Report all lines holding "Vibe".
=====
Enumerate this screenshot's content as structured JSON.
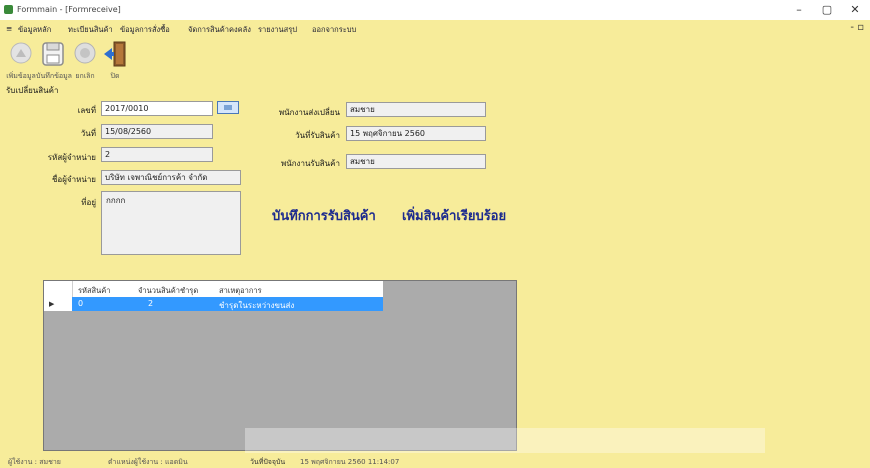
{
  "window": {
    "title": "Formmain - [Formreceive]",
    "minimize": "–",
    "maximize": "▢",
    "close": "✕",
    "mdi_controls": "- ▫"
  },
  "menu": {
    "items": [
      "ข้อมูลหลัก",
      "ทะเบียนสินค้า",
      "ข้อมูลการสั่งซื้อ",
      "จัดการสินค้าคงคลัง",
      "รายงานสรุป",
      "ออกจากระบบ"
    ]
  },
  "toolbar": {
    "buttons": [
      {
        "label": "เพิ่มข้อมูล",
        "icon": "add-icon"
      },
      {
        "label": "บันทึกข้อมูล",
        "icon": "save-icon"
      },
      {
        "label": "ยกเลิก",
        "icon": "cancel-icon"
      },
      {
        "label": "ปิด",
        "icon": "exit-door-icon"
      }
    ]
  },
  "form": {
    "section_title": "รับเปลี่ยนสินค้า",
    "doc_no_label": "เลขที่",
    "doc_no_value": "2017/0010",
    "date_label": "วันที่",
    "date_value": "15/08/2560",
    "supplier_code_label": "รหัสผู้จำหน่าย",
    "supplier_code_value": "2",
    "supplier_name_label": "ชื่อผู้จำหน่าย",
    "supplier_name_value": "บริษัท เจพาณิชย์การค้า จำกัด",
    "note_label": "ที่อยู่",
    "note_value": "กกกก",
    "order_officer_label": "พนักงานส่งเปลี่ยน",
    "order_officer_value": "สมชาย",
    "receive_date_label": "วันที่รับสินค้า",
    "receive_date_value": "15 พฤศจิกายน 2560",
    "receiver_label": "พนักงานรับสินค้า",
    "receiver_value": "สมชาย",
    "link_save": "บันทึกการรับสินค้า",
    "link_add": "เพิ่มสินค้าเรียบร้อย"
  },
  "grid": {
    "columns": [
      "รหัสสินค้า",
      "จำนวนสินค้าชำรุด",
      "สาเหตุอาการ"
    ],
    "rows": [
      {
        "code": "0",
        "qty": "2",
        "reason": "ชำรุดในระหว่างขนส่ง"
      }
    ]
  },
  "status": {
    "items": [
      "ผู้ใช้งาน : สมชาย",
      "ตำแหน่งผู้ใช้งาน : แอดมิน",
      "วันที่ปัจจุบัน",
      "15 พฤศจิกายน 2560 11:14:07"
    ]
  },
  "colors": {
    "background": "#f7ec9a",
    "selection": "#3399ff",
    "link": "#1c2a8e"
  }
}
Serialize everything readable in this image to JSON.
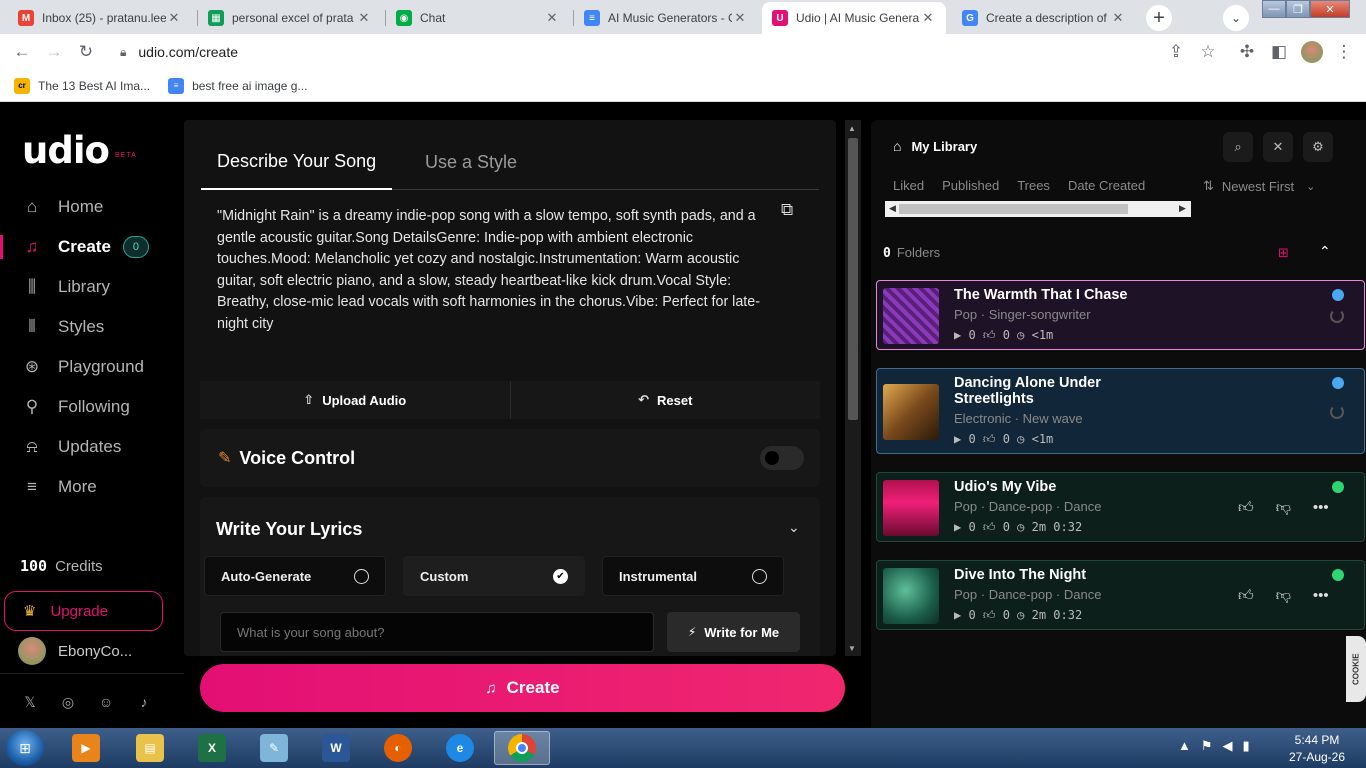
{
  "browser": {
    "tabs": [
      {
        "title": "Inbox (25) - pratanu.lee",
        "icon": "gmail-icon",
        "color": "#ea4335",
        "glyph": "M"
      },
      {
        "title": "personal excel of prata",
        "icon": "sheets-icon",
        "color": "#0f9d58",
        "glyph": "▦"
      },
      {
        "title": "Chat",
        "icon": "chat-icon",
        "color": "#00ac47",
        "glyph": "◉"
      },
      {
        "title": "AI Music Generators - G",
        "icon": "docs-icon",
        "color": "#4285f4",
        "glyph": "≡"
      },
      {
        "title": "Udio | AI Music Genera",
        "icon": "udio-icon",
        "color": "#e30f74",
        "glyph": "U"
      },
      {
        "title": "Create a description of",
        "icon": "google-icon",
        "color": "#4285f4",
        "glyph": "G"
      }
    ],
    "url": "udio.com/create",
    "bookmarks": [
      {
        "label": "The 13 Best AI Ima...",
        "icon": "cr-icon",
        "glyph": "cr",
        "color": "#f5b400"
      },
      {
        "label": "best free ai image g...",
        "icon": "docs-icon",
        "glyph": "≡",
        "color": "#4285f4"
      }
    ]
  },
  "sidebar": {
    "logo": "udio",
    "beta": "BETA",
    "nav": [
      {
        "label": "Home",
        "icon": "home-icon",
        "glyph": "⌂"
      },
      {
        "label": "Create",
        "icon": "music-note-icon",
        "glyph": "♫",
        "badge": "0"
      },
      {
        "label": "Library",
        "icon": "library-icon",
        "glyph": "⫼"
      },
      {
        "label": "Styles",
        "icon": "waveform-icon",
        "glyph": "⦀"
      },
      {
        "label": "Playground",
        "icon": "playground-icon",
        "glyph": "⊛"
      },
      {
        "label": "Following",
        "icon": "user-icon",
        "glyph": "⚲"
      },
      {
        "label": "Updates",
        "icon": "bell-icon",
        "glyph": "⍾"
      },
      {
        "label": "More",
        "icon": "menu-icon",
        "glyph": "≡"
      }
    ],
    "credits_value": "100",
    "credits_label": "Credits",
    "upgrade": "Upgrade",
    "username": "EbonyCo..."
  },
  "create": {
    "tab_describe": "Describe Your Song",
    "tab_style": "Use a Style",
    "description": "\"Midnight Rain\" is a dreamy indie-pop song with a slow tempo, soft synth pads, and a gentle acoustic guitar.Song DetailsGenre: Indie-pop with ambient electronic touches.Mood: Melancholic yet cozy and nostalgic.Instrumentation: Warm acoustic guitar, soft electric piano, and a slow, steady heartbeat-like kick drum.Vocal Style: Breathy, close-mic lead vocals with soft harmonies in the chorus.Vibe: Perfect for late-night city",
    "upload_audio": "Upload Audio",
    "reset": "Reset",
    "voice_control": "Voice Control",
    "voice_control_on": false,
    "write_lyrics": "Write Your Lyrics",
    "lyric_options": [
      {
        "label": "Auto-Generate",
        "selected": false
      },
      {
        "label": "Custom",
        "selected": true
      },
      {
        "label": "Instrumental",
        "selected": false
      }
    ],
    "song_placeholder": "What is your song about?",
    "write_for_me": "Write for Me",
    "create_button": "Create"
  },
  "library": {
    "title": "My Library",
    "filters": [
      "Liked",
      "Published",
      "Trees",
      "Date Created"
    ],
    "sort": "Newest First",
    "folders_count": "0",
    "folders_label": "Folders",
    "songs": [
      {
        "title": "The Warmth That I Chase",
        "tags": [
          "Pop",
          "Singer-songwriter"
        ],
        "plays": "0",
        "likes": "0",
        "duration": "<1m",
        "length": "",
        "status_color": "#4aa8f0",
        "generating": true,
        "highlight": "#e58adf",
        "bg": "#1d1226"
      },
      {
        "title": "Dancing Alone Under Streetlights",
        "tags": [
          "Electronic",
          "New wave"
        ],
        "plays": "0",
        "likes": "0",
        "duration": "<1m",
        "length": "",
        "status_color": "#4aa8f0",
        "generating": true,
        "highlight": "#3e6f8f",
        "bg": "#112638"
      },
      {
        "title": "Udio's My Vibe",
        "tags": [
          "Pop",
          "Dance-pop",
          "Dance"
        ],
        "plays": "0",
        "likes": "0",
        "duration": "2m",
        "length": "0:32",
        "status_color": "#2ed573",
        "generating": false,
        "highlight": "#1f4a3c",
        "bg": "#0c1f1a"
      },
      {
        "title": "Dive Into The Night",
        "tags": [
          "Pop",
          "Dance-pop",
          "Dance"
        ],
        "plays": "0",
        "likes": "0",
        "duration": "2m",
        "length": "0:32",
        "status_color": "#2ed573",
        "generating": false,
        "highlight": "#1f4a3c",
        "bg": "#0c1f1a"
      }
    ]
  },
  "cookie": "COOKIE",
  "taskbar": {
    "time": "5:44 PM",
    "date": "27-Aug-26"
  }
}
=====
| THE RESULT |
    "description": "\"Midnight Rain\" is a dreamy indie-pop song with a slow tempo, soft synth pads, and a gentle acoustic guitar.Song DetailsGenre: Indie-pop with ambient electronic touches.Mood: Melancholic yet cozy and nostalgic.Instrumentation: Warm acoustic guitar, soft electric piano, and a slow, steady heartbeat-like kick drum.Vocal Style: Breathy, close-mic lead vocals with soft harmonies in the chorus.Vibe: Perfect for late-night city",
        "title": "Udio's My Vibe",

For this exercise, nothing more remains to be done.